■ Problem description ■
Each record needs to be echoed exactly; can you do that?

■ Data records ■
______________________________
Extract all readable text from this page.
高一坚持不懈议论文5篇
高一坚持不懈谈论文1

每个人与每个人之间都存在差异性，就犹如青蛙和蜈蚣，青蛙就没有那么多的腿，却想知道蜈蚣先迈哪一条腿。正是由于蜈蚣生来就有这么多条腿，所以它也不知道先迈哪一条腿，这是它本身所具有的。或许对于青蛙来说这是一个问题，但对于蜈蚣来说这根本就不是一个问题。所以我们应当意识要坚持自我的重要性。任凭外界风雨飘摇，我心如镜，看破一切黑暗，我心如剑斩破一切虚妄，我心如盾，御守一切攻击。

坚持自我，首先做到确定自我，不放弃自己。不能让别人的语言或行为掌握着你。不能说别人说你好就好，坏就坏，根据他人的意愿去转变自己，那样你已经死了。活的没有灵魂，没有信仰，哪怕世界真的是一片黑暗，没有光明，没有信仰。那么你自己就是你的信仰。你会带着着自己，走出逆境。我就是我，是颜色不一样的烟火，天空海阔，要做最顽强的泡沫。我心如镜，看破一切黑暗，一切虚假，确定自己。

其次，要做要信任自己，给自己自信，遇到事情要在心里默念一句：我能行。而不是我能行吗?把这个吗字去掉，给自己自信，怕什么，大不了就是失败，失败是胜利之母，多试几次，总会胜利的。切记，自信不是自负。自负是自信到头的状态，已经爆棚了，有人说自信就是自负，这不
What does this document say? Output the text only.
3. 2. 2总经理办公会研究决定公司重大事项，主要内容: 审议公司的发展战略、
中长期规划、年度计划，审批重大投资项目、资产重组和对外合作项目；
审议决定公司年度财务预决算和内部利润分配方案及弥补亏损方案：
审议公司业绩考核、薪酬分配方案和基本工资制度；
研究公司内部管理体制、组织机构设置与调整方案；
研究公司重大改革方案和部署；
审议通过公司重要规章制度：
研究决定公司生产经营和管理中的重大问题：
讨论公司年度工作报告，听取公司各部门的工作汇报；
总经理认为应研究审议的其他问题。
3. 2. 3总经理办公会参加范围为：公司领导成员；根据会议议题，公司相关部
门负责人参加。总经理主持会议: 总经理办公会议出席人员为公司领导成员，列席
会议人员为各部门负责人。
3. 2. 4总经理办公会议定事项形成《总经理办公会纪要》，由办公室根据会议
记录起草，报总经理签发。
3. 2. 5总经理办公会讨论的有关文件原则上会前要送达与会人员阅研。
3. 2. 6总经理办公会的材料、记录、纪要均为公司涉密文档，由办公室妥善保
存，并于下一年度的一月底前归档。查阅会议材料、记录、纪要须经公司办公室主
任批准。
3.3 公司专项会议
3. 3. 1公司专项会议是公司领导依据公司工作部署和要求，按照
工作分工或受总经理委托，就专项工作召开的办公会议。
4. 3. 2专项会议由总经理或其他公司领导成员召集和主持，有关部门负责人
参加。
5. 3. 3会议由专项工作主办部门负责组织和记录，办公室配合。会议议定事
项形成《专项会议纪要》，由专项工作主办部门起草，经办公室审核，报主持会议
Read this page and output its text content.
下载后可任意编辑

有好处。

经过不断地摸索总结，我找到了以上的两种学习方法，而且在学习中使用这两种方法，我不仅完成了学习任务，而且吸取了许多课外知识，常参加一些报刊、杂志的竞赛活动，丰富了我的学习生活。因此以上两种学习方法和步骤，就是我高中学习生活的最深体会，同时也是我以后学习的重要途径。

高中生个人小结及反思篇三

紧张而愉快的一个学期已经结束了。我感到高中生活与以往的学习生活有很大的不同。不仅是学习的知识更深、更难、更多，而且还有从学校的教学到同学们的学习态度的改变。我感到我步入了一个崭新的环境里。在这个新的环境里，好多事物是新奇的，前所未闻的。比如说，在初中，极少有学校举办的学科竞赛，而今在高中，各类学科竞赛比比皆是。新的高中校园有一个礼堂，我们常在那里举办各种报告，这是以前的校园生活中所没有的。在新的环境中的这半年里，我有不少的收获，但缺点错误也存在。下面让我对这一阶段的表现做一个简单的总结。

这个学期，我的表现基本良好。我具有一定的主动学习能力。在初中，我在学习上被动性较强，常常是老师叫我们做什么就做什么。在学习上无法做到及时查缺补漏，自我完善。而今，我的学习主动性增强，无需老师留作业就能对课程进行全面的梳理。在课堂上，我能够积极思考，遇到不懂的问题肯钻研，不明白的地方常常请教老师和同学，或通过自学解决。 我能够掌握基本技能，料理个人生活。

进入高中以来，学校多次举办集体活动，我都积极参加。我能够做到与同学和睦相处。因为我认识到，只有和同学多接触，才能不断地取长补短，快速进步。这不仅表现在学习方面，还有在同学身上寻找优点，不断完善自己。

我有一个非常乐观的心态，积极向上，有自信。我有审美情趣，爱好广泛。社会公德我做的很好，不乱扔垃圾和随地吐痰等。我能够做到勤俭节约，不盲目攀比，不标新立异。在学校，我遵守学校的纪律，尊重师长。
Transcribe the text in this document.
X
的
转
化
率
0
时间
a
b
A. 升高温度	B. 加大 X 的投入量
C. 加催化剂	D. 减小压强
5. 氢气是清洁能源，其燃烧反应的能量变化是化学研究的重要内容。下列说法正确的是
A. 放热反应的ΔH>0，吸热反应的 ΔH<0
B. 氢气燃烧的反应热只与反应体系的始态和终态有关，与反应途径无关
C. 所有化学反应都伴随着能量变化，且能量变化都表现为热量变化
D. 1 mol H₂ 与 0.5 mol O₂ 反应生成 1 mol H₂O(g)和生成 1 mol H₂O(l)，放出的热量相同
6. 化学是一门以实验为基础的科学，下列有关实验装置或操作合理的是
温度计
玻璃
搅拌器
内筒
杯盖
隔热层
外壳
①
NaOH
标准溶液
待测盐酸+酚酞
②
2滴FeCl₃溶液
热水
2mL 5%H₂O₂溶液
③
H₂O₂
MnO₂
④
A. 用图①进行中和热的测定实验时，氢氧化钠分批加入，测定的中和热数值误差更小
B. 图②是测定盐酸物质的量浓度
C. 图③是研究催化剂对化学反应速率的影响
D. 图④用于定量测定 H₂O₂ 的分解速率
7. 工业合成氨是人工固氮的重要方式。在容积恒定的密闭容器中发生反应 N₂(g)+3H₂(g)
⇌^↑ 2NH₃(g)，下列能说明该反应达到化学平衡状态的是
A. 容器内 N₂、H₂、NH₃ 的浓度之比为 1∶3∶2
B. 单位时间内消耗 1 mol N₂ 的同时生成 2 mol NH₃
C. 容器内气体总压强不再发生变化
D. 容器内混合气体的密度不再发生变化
______________________________
■ Reply to the exercise ■
Extract all readable text from this page.
高一坚持不懈议论文5篇
高一坚持不懈谈论文1

每个人与每个人之间都存在差异性，就犹如青蛙和蜈蚣，青蛙就没有那么多的腿，却想知道蜈蚣先迈哪一条腿。正是由于蜈蚣生来就有这么多条腿，所以它也不知道先迈哪一条腿，这是它本身所具有的。或许对于青蛙来说这是一个问题，但对于蜈蚣来说这根本就不是一个问题。所以我们应当意识要坚持自我的重要性。任凭外界风雨飘摇，我心如镜，看破一切黑暗，我心如剑斩破一切虚妄，我心如盾，御守一切攻击。

坚持自我，首先做到确定自我，不放弃自己。不能让别人的语言或行为掌握着你。不能说别人说你好就好，坏就坏，根据他人的意愿去转变自己，那样你已经死了。活的没有灵魂，没有信仰，哪怕世界真的是一片黑暗，没有光明，没有信仰。那么你自己就是你的信仰。你会带着着自己，走出逆境。我就是我，是颜色不一样的烟火，天空海阔，要做最顽强的泡沫。我心如镜，看破一切黑暗，一切虚假，确定自己。

其次，要做要信任自己，给自己自信，遇到事情要在心里默念一句：我能行。而不是我能行吗?把这个吗字去掉，给自己自信，怕什么，大不了就是失败，失败是胜利之母，多试几次，总会胜利的。切记，自信不是自负。自负是自信到头的状态，已经爆棚了，有人说自信就是自负，这不
What does this document say? Output the text only.
3. 2. 2总经理办公会研究决定公司重大事项，主要内容: 审议公司的发展战略、
中长期规划、年度计划，审批重大投资项目、资产重组和对外合作项目；
审议决定公司年度财务预决算和内部利润分配方案及弥补亏损方案：
审议公司业绩考核、薪酬分配方案和基本工资制度；
研究公司内部管理体制、组织机构设置与调整方案；
研究公司重大改革方案和部署；
审议通过公司重要规章制度：
研究决定公司生产经营和管理中的重大问题：
讨论公司年度工作报告，听取公司各部门的工作汇报；
总经理认为应研究审议的其他问题。
3. 2. 3总经理办公会参加范围为：公司领导成员；根据会议议题，公司相关部
门负责人参加。总经理主持会议: 总经理办公会议出席人员为公司领导成员，列席
会议人员为各部门负责人。
3. 2. 4总经理办公会议定事项形成《总经理办公会纪要》，由办公室根据会议
记录起草，报总经理签发。
3. 2. 5总经理办公会讨论的有关文件原则上会前要送达与会人员阅研。
3. 2. 6总经理办公会的材料、记录、纪要均为公司涉密文档，由办公室妥善保
存，并于下一年度的一月底前归档。查阅会议材料、记录、纪要须经公司办公室主
任批准。
3.3 公司专项会议
3. 3. 1公司专项会议是公司领导依据公司工作部署和要求，按照
工作分工或受总经理委托，就专项工作召开的办公会议。
4. 3. 2专项会议由总经理或其他公司领导成员召集和主持，有关部门负责人
参加。
5. 3. 3会议由专项工作主办部门负责组织和记录，办公室配合。会议议定事
项形成《专项会议纪要》，由专项工作主办部门起草，经办公室审核，报主持会议
Read this page and output its text content.
下载后可任意编辑

有好处。

经过不断地摸索总结，我找到了以上的两种学习方法，而且在学习中使用这两种方法，我不仅完成了学习任务，而且吸取了许多课外知识，常参加一些报刊、杂志的竞赛活动，丰富了我的学习生活。因此以上两种学习方法和步骤，就是我高中学习生活的最深体会，同时也是我以后学习的重要途径。

高中生个人小结及反思篇三

紧张而愉快的一个学期已经结束了。我感到高中生活与以往的学习生活有很大的不同。不仅是学习的知识更深、更难、更多，而且还有从学校的教学到同学们的学习态度的改变。我感到我步入了一个崭新的环境里。在这个新的环境里，好多事物是新奇的，前所未闻的。比如说，在初中，极少有学校举办的学科竞赛，而今在高中，各类学科竞赛比比皆是。新的高中校园有一个礼堂，我们常在那里举办各种报告，这是以前的校园生活中所没有的。在新的环境中的这半年里，我有不少的收获，但缺点错误也存在。下面让我对这一阶段的表现做一个简单的总结。

这个学期，我的表现基本良好。我具有一定的主动学习能力。在初中，我在学习上被动性较强，常常是老师叫我们做什么就做什么。在学习上无法做到及时查缺补漏，自我完善。而今，我的学习主动性增强，无需老师留作业就能对课程进行全面的梳理。在课堂上，我能够积极思考，遇到不懂的问题肯钻研，不明白的地方常常请教老师和同学，或通过自学解决。 我能够掌握基本技能，料理个人生活。

进入高中以来，学校多次举办集体活动，我都积极参加。我能够做到与同学和睦相处。因为我认识到，只有和同学多接触，才能不断地取长补短，快速进步。这不仅表现在学习方面，还有在同学身上寻找优点，不断完善自己。

我有一个非常乐观的心态，积极向上，有自信。我有审美情趣，爱好广泛。社会公德我做的很好，不乱扔垃圾和随地吐痰等。我能够做到勤俭节约，不盲目攀比，不标新立异。在学校，我遵守学校的纪律，尊重师长。
Transcribe the text in this document.
X
的
转
化
率
0
时间
a
b
A. 升高温度	B. 加大 X 的投入量
C. 加催化剂	D. 减小压强
5. 氢气是清洁能源，其燃烧反应的能量变化是化学研究的重要内容。下列说法正确的是
A. 放热反应的ΔH>0，吸热反应的 ΔH<0
B. 氢气燃烧的反应热只与反应体系的始态和终态有关，与反应途径无关
C. 所有化学反应都伴随着能量变化，且能量变化都表现为热量变化
D. 1 mol H₂ 与 0.5 mol O₂ 反应生成 1 mol H₂O(g)和生成 1 mol H₂O(l)，放出的热量相同
6. 化学是一门以实验为基础的科学，下列有关实验装置或操作合理的是
温度计
玻璃
搅拌器
内筒
杯盖
隔热层
外壳
①
NaOH
标准溶液
待测盐酸+酚酞
②
2滴FeCl₃溶液
热水
2mL 5%H₂O₂溶液
③
H₂O₂
MnO₂
④
A. 用图①进行中和热的测定实验时，氢氧化钠分批加入，测定的中和热数值误差更小
B. 图②是测定盐酸物质的量浓度
C. 图③是研究催化剂对化学反应速率的影响
D. 图④用于定量测定 H₂O₂ 的分解速率
7. 工业合成氨是人工固氮的重要方式。在容积恒定的密闭容器中发生反应 N₂(g)+3H₂(g)
⇌^↑ 2NH₃(g)，下列能说明该反应达到化学平衡状态的是
A. 容器内 N₂、H₂、NH₃ 的浓度之比为 1∶3∶2
B. 单位时间内消耗 1 mol N₂ 的同时生成 2 mol NH₃
C. 容器内气体总压强不再发生变化
D. 容器内混合气体的密度不再发生变化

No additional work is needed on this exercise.